◆ **EXERCISE REQUIREMENTS**
Transcribe the court decision below word for word, starting at "The defendants filed" and ending at "Jarrell's medical needs.".

◆ **PASSAGE**
Jarrell v. Valenza, CASE NO. 1:16-CV-188-ECM (WO)
Decision Date | 17 August 2018 |
Docket Number | CASE NO. 1:16-CV-188-ECM (WO) |
Court | U.S. District Court — Middle District of Alabama |
Parties | GEORGE EDWARD JARRELL, Plaintiff, v. SHERIFF DONALD VALENZA, et al., Defendants. |
This 42 U.S.C. § 1983 action is before the court on a complaint filed by George Edward Jarrell ("Jarrell"), a pre-trial detainee confined in the Houston County Jail at the time he initiated this case, challenging the adequacy of medical treatment provided to him for injuries sustained during his arrest on September 20, 2014 immediately prior to his confinement in the jail. Doc. 1 at 2-3. Jarrell names Donald Valenza, the Sheriff of Houston County, Alabama, and Jason Smoak, a Certified Physician's Assistant employed at the jail, as defendants.2 He seeks declaratory and injunctive relief for the alleged violation of his constitutional rights.
The defendants filed an answer, special report and supporting evidentiary materials — including affidavits and certified medical records — addressing Jarrell's inadequate medical treatment claim. In these documents, the defendants assert Jarrell received appropriate treatment for his injuries as determined by the jails medical professionals and they adamantly deny acting with deliberate indifference to Jarrell's medical needs.
The court issued an order directing Jarrell to file a response to the arguments set forth by the defendants in their special report and advising him that his response should be supported by affidavits or statements made under penalty of perjury and other appropriate evidentiary materials. Doc. 17 at 3. The order specifically advised the parties that "at some time in the future the court may treat the defendants' report . . . [as] either a motion to dismiss or motion for summary judgment[.]" Doc. 17 at 3. In addition, the order specifically cautioned the parties that "unless within ten (10) days from the date of this order a party files a response in opposition which presents sufficient legal cause why such action should not be undertaken . . . the court may at any time [after expiration of the time for the plaintiff filing a response to the order] and without further notice to the parties (1) treat the special report and any supporting evidentiary materials as a [dispositive] motion, and (2) after considering any response as allowed by this order, rule on the motion in accordance with the law." Doc. 17 at 4 (emphasis in original) (footnote omitted). Jarrell filed a sworn response to this order on June 28, 2016 in which he challenges the treatment decisions made by defendant Smoak. Doc. 18.

[Dataset entries]

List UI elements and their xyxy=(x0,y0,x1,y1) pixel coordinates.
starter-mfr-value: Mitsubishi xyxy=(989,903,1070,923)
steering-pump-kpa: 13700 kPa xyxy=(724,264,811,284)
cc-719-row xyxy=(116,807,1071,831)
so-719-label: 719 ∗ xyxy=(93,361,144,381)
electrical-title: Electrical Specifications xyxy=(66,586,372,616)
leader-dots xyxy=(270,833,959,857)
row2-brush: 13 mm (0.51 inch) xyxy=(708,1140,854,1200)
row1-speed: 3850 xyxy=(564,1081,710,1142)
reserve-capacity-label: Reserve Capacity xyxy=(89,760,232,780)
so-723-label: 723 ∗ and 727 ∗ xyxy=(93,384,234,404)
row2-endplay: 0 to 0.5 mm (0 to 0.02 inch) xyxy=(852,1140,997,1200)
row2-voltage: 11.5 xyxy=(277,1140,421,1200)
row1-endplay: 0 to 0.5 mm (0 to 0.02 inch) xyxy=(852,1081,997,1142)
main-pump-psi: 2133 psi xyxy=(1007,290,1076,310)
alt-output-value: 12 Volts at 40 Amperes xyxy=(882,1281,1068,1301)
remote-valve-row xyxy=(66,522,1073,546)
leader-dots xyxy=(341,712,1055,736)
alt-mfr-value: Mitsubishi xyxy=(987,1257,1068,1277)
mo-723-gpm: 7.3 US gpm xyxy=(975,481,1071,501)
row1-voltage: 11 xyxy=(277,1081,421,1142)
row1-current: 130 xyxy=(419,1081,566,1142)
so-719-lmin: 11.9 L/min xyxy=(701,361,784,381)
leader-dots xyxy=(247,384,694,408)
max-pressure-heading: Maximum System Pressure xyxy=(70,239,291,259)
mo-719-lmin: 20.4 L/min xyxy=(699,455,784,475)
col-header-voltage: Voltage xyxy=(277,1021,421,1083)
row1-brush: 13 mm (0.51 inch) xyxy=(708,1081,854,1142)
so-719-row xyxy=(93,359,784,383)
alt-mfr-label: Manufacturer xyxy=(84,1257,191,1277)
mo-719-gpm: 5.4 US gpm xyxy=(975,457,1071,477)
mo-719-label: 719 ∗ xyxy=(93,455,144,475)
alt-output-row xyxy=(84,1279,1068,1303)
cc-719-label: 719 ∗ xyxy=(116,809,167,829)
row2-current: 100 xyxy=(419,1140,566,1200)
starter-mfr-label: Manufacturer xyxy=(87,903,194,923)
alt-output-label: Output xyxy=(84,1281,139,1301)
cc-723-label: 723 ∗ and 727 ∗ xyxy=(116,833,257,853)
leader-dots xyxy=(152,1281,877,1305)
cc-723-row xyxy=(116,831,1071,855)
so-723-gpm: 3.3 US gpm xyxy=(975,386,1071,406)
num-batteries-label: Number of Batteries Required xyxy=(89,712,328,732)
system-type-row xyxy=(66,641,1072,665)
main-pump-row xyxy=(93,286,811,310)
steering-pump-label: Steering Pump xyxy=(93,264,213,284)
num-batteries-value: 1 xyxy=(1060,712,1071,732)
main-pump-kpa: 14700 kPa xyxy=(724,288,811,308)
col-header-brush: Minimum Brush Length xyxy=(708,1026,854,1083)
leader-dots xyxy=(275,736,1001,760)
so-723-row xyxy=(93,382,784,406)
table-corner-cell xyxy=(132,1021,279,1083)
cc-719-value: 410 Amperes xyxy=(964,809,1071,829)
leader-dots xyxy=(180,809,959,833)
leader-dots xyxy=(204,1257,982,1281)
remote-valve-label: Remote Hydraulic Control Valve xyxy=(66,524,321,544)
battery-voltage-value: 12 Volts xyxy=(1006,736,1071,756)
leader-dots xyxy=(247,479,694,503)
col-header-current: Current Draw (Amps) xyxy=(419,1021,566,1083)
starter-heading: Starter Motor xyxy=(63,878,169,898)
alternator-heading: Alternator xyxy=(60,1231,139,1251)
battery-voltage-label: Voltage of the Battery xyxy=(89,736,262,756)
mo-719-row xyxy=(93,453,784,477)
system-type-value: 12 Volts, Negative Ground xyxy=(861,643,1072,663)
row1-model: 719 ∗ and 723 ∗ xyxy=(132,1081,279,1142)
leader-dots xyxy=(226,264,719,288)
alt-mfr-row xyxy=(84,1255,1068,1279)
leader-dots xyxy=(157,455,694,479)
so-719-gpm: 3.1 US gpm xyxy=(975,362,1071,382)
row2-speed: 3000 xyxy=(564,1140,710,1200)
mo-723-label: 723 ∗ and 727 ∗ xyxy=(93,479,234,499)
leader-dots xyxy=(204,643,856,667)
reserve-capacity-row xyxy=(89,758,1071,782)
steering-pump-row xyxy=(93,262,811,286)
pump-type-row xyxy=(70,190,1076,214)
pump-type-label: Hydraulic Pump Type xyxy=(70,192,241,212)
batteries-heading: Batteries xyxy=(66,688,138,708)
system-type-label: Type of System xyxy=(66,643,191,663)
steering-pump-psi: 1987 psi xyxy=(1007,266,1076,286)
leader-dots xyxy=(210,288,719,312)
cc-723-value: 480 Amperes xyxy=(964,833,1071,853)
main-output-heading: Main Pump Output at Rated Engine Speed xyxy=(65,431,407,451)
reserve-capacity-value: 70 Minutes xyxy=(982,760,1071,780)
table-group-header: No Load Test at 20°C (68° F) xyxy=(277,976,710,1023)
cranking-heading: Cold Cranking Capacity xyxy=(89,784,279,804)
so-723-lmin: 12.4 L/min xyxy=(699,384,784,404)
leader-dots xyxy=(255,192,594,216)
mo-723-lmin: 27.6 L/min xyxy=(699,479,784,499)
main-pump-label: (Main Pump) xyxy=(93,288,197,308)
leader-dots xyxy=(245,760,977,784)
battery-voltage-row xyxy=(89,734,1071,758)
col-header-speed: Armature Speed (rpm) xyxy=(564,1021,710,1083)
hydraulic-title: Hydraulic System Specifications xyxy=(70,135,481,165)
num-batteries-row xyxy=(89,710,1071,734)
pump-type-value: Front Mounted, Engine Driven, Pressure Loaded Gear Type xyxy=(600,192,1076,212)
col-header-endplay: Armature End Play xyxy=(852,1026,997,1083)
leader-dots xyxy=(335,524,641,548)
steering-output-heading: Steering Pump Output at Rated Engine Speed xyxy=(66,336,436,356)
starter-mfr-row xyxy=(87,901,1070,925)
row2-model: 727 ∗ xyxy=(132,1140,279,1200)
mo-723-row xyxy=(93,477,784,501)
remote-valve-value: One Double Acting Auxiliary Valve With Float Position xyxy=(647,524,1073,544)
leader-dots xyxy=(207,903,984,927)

◆ **WRITTEN REPLY**
The defendants filed an answer, special report and supporting evidentiary materials — including affidavits and certified medical records — addressing Jarrell's inadequate medical treatment claim. In these documents, the defendants assert Jarrell received appropriate treatment for his injuries as determined by the jails medical professionals and they adamantly deny acting with deliberate indifference to Jarrell's medical needs.